▶ Exercise: Identify the lines that contain the string "بالقاهرة" and copy all of them.

[Data items]
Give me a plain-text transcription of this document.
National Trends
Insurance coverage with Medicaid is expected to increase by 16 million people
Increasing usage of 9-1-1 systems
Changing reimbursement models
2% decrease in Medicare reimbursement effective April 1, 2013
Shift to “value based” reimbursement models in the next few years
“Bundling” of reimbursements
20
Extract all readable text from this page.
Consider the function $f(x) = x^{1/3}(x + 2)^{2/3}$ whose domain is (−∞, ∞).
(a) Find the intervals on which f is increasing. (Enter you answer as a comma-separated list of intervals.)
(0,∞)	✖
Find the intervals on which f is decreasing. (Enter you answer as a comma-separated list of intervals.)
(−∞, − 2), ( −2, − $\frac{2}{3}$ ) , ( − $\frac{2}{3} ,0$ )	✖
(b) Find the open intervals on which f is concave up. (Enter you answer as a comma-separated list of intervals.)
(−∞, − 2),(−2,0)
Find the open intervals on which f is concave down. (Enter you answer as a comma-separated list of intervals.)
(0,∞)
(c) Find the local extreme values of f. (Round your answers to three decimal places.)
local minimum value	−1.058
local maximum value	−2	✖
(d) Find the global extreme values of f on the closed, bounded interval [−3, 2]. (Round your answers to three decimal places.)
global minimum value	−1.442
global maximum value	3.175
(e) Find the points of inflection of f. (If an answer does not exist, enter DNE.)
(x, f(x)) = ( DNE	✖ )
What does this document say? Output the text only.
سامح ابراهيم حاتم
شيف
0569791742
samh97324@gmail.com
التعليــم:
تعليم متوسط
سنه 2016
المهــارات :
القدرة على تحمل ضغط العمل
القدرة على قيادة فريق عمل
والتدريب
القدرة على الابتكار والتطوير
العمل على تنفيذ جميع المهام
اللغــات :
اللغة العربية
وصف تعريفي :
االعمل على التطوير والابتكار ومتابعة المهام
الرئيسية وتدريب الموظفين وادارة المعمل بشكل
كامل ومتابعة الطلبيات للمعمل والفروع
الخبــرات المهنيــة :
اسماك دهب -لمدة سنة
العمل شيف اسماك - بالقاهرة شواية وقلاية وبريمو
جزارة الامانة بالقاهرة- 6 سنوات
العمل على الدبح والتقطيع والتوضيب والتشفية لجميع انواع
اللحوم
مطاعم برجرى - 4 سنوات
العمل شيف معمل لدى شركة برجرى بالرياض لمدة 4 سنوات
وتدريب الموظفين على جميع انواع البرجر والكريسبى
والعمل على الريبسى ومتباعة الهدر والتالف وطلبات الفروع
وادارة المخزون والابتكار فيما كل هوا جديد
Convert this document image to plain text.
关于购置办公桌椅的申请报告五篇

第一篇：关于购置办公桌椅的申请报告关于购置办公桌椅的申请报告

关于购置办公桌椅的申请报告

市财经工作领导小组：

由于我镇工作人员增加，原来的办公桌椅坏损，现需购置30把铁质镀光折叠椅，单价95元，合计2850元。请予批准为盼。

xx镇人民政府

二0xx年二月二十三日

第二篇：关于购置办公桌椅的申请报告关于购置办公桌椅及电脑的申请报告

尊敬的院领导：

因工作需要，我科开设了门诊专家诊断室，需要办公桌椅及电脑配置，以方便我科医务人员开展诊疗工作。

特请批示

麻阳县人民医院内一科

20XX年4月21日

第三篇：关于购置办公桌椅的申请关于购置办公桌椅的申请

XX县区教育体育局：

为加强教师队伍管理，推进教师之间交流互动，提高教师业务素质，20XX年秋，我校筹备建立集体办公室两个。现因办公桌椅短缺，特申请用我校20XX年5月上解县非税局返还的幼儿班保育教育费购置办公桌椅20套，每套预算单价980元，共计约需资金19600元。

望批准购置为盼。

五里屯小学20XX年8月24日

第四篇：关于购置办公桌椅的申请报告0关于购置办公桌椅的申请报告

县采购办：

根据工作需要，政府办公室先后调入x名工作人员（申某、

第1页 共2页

▶ Task solution:
العمل شيف اسماك - بالقاهرة شواية وقلاية وبريمو
جزارة الامانة بالقاهرة- 6 سنوات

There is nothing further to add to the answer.